**What is needed**
What is needed here is an exact copy of every entry.

**Data excerpts**

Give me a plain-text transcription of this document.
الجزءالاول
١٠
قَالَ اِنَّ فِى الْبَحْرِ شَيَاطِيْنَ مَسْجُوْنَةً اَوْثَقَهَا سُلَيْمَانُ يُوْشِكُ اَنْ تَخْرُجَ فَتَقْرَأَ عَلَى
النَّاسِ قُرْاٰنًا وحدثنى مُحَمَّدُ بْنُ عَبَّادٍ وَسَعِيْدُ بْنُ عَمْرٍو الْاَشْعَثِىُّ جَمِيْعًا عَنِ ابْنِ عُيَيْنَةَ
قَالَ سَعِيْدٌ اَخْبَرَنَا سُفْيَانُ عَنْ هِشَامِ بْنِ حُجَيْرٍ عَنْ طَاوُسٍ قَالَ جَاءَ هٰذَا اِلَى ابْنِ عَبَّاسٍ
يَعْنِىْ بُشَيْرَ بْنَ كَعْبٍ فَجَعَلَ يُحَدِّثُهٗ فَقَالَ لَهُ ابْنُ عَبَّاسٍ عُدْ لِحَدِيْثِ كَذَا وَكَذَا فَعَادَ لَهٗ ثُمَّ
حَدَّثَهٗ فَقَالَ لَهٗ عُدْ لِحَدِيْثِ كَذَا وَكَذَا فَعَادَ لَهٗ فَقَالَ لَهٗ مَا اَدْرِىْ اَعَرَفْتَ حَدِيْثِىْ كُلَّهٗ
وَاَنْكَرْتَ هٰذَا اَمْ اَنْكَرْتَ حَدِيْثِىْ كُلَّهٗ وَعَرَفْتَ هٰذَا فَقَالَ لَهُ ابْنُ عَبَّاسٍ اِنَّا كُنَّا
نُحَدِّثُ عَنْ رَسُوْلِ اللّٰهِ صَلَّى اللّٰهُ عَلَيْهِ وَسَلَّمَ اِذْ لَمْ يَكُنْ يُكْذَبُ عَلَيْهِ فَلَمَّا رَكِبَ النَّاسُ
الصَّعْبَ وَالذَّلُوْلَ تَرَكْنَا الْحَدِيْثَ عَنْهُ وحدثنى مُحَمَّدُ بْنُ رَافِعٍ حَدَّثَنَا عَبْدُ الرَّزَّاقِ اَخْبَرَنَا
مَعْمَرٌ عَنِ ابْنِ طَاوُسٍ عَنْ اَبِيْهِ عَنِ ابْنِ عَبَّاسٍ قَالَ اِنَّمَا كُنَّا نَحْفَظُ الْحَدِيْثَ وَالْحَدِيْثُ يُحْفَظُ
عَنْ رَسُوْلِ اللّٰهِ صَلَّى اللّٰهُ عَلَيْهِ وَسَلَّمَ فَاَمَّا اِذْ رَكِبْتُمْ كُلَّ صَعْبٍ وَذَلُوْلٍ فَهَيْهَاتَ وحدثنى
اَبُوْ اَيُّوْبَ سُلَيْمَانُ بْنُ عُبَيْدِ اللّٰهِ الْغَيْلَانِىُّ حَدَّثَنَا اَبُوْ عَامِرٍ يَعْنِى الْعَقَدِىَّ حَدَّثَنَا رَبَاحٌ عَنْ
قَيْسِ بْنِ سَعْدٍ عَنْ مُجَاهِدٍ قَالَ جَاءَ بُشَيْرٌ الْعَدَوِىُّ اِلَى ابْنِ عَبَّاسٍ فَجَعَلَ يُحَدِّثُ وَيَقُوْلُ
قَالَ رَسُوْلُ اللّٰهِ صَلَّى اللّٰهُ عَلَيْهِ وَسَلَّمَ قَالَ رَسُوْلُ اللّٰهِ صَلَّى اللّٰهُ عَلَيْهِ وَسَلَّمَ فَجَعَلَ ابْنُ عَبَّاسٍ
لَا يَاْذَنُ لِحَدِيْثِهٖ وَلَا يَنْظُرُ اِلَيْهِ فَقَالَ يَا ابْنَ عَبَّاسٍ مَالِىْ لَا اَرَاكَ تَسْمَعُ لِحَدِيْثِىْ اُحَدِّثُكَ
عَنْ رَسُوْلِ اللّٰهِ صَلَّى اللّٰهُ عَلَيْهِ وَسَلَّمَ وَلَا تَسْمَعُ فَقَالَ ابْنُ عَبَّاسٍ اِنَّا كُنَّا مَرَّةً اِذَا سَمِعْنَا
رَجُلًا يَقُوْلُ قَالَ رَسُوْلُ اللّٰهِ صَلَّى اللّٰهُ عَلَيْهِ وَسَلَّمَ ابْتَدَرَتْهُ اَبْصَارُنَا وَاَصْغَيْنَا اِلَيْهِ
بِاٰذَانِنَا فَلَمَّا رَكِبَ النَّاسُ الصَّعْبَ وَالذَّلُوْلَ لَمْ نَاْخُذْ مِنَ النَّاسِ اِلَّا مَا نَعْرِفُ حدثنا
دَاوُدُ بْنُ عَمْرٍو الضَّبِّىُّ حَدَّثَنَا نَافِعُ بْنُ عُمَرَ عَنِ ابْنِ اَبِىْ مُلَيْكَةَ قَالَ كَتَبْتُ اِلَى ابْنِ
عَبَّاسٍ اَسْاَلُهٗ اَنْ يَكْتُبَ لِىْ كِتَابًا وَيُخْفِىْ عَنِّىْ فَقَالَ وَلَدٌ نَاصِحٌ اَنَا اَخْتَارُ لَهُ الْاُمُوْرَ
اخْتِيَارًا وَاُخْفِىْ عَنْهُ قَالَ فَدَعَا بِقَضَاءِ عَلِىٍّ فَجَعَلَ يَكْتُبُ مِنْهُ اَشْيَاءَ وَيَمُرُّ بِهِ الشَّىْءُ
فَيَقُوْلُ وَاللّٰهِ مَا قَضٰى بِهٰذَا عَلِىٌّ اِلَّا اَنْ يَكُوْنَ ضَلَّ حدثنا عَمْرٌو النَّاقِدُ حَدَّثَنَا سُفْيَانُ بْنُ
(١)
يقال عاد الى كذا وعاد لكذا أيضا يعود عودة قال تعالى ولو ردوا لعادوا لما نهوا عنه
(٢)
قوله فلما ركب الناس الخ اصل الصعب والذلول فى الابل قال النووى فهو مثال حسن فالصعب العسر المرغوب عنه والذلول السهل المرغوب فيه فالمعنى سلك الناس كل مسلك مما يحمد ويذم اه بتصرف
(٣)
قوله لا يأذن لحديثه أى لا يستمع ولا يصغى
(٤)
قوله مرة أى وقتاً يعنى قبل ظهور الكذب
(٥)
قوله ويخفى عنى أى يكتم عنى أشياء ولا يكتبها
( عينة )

**Result of the exercise**
Give me a plain-text transcription of this document.
الجزءالاول
١٠
قَالَ اِنَّ فِى الْبَحْرِ شَيَاطِيْنَ مَسْجُوْنَةً اَوْثَقَهَا سُلَيْمَانُ يُوْشِكُ اَنْ تَخْرُجَ فَتَقْرَأَ عَلَى
النَّاسِ قُرْاٰنًا وحدثنى مُحَمَّدُ بْنُ عَبَّادٍ وَسَعِيْدُ بْنُ عَمْرٍو الْاَشْعَثِىُّ جَمِيْعًا عَنِ ابْنِ عُيَيْنَةَ
قَالَ سَعِيْدٌ اَخْبَرَنَا سُفْيَانُ عَنْ هِشَامِ بْنِ حُجَيْرٍ عَنْ طَاوُسٍ قَالَ جَاءَ هٰذَا اِلَى ابْنِ عَبَّاسٍ
يَعْنِىْ بُشَيْرَ بْنَ كَعْبٍ فَجَعَلَ يُحَدِّثُهٗ فَقَالَ لَهُ ابْنُ عَبَّاسٍ عُدْ لِحَدِيْثِ كَذَا وَكَذَا فَعَادَ لَهٗ ثُمَّ
حَدَّثَهٗ فَقَالَ لَهٗ عُدْ لِحَدِيْثِ كَذَا وَكَذَا فَعَادَ لَهٗ فَقَالَ لَهٗ مَا اَدْرِىْ اَعَرَفْتَ حَدِيْثِىْ كُلَّهٗ
وَاَنْكَرْتَ هٰذَا اَمْ اَنْكَرْتَ حَدِيْثِىْ كُلَّهٗ وَعَرَفْتَ هٰذَا فَقَالَ لَهُ ابْنُ عَبَّاسٍ اِنَّا كُنَّا
نُحَدِّثُ عَنْ رَسُوْلِ اللّٰهِ صَلَّى اللّٰهُ عَلَيْهِ وَسَلَّمَ اِذْ لَمْ يَكُنْ يُكْذَبُ عَلَيْهِ فَلَمَّا رَكِبَ النَّاسُ
الصَّعْبَ وَالذَّلُوْلَ تَرَكْنَا الْحَدِيْثَ عَنْهُ وحدثنى مُحَمَّدُ بْنُ رَافِعٍ حَدَّثَنَا عَبْدُ الرَّزَّاقِ اَخْبَرَنَا
مَعْمَرٌ عَنِ ابْنِ طَاوُسٍ عَنْ اَبِيْهِ عَنِ ابْنِ عَبَّاسٍ قَالَ اِنَّمَا كُنَّا نَحْفَظُ الْحَدِيْثَ وَالْحَدِيْثُ يُحْفَظُ
عَنْ رَسُوْلِ اللّٰهِ صَلَّى اللّٰهُ عَلَيْهِ وَسَلَّمَ فَاَمَّا اِذْ رَكِبْتُمْ كُلَّ صَعْبٍ وَذَلُوْلٍ فَهَيْهَاتَ وحدثنى
اَبُوْ اَيُّوْبَ سُلَيْمَانُ بْنُ عُبَيْدِ اللّٰهِ الْغَيْلَانِىُّ حَدَّثَنَا اَبُوْ عَامِرٍ يَعْنِى الْعَقَدِىَّ حَدَّثَنَا رَبَاحٌ عَنْ
قَيْسِ بْنِ سَعْدٍ عَنْ مُجَاهِدٍ قَالَ جَاءَ بُشَيْرٌ الْعَدَوِىُّ اِلَى ابْنِ عَبَّاسٍ فَجَعَلَ يُحَدِّثُ وَيَقُوْلُ
قَالَ رَسُوْلُ اللّٰهِ صَلَّى اللّٰهُ عَلَيْهِ وَسَلَّمَ قَالَ رَسُوْلُ اللّٰهِ صَلَّى اللّٰهُ عَلَيْهِ وَسَلَّمَ فَجَعَلَ ابْنُ عَبَّاسٍ
لَا يَاْذَنُ لِحَدِيْثِهٖ وَلَا يَنْظُرُ اِلَيْهِ فَقَالَ يَا ابْنَ عَبَّاسٍ مَالِىْ لَا اَرَاكَ تَسْمَعُ لِحَدِيْثِىْ اُحَدِّثُكَ
عَنْ رَسُوْلِ اللّٰهِ صَلَّى اللّٰهُ عَلَيْهِ وَسَلَّمَ وَلَا تَسْمَعُ فَقَالَ ابْنُ عَبَّاسٍ اِنَّا كُنَّا مَرَّةً اِذَا سَمِعْنَا
رَجُلًا يَقُوْلُ قَالَ رَسُوْلُ اللّٰهِ صَلَّى اللّٰهُ عَلَيْهِ وَسَلَّمَ ابْتَدَرَتْهُ اَبْصَارُنَا وَاَصْغَيْنَا اِلَيْهِ
بِاٰذَانِنَا فَلَمَّا رَكِبَ النَّاسُ الصَّعْبَ وَالذَّلُوْلَ لَمْ نَاْخُذْ مِنَ النَّاسِ اِلَّا مَا نَعْرِفُ حدثنا
دَاوُدُ بْنُ عَمْرٍو الضَّبِّىُّ حَدَّثَنَا نَافِعُ بْنُ عُمَرَ عَنِ ابْنِ اَبِىْ مُلَيْكَةَ قَالَ كَتَبْتُ اِلَى ابْنِ
عَبَّاسٍ اَسْاَلُهٗ اَنْ يَكْتُبَ لِىْ كِتَابًا وَيُخْفِىْ عَنِّىْ فَقَالَ وَلَدٌ نَاصِحٌ اَنَا اَخْتَارُ لَهُ الْاُمُوْرَ
اخْتِيَارًا وَاُخْفِىْ عَنْهُ قَالَ فَدَعَا بِقَضَاءِ عَلِىٍّ فَجَعَلَ يَكْتُبُ مِنْهُ اَشْيَاءَ وَيَمُرُّ بِهِ الشَّىْءُ
فَيَقُوْلُ وَاللّٰهِ مَا قَضٰى بِهٰذَا عَلِىٌّ اِلَّا اَنْ يَكُوْنَ ضَلَّ حدثنا عَمْرٌو النَّاقِدُ حَدَّثَنَا سُفْيَانُ بْنُ
(١)
يقال عاد الى كذا وعاد لكذا أيضا يعود عودة قال تعالى ولو ردوا لعادوا لما نهوا عنه
(٢)
قوله فلما ركب الناس الخ اصل الصعب والذلول فى الابل قال النووى فهو مثال حسن فالصعب العسر المرغوب عنه والذلول السهل المرغوب فيه فالمعنى سلك الناس كل مسلك مما يحمد ويذم اه بتصرف
(٣)
قوله لا يأذن لحديثه أى لا يستمع ولا يصغى
(٤)
قوله مرة أى وقتاً يعنى قبل ظهور الكذب
(٥)
قوله ويخفى عنى أى يكتم عنى أشياء ولا يكتبها
( عينة )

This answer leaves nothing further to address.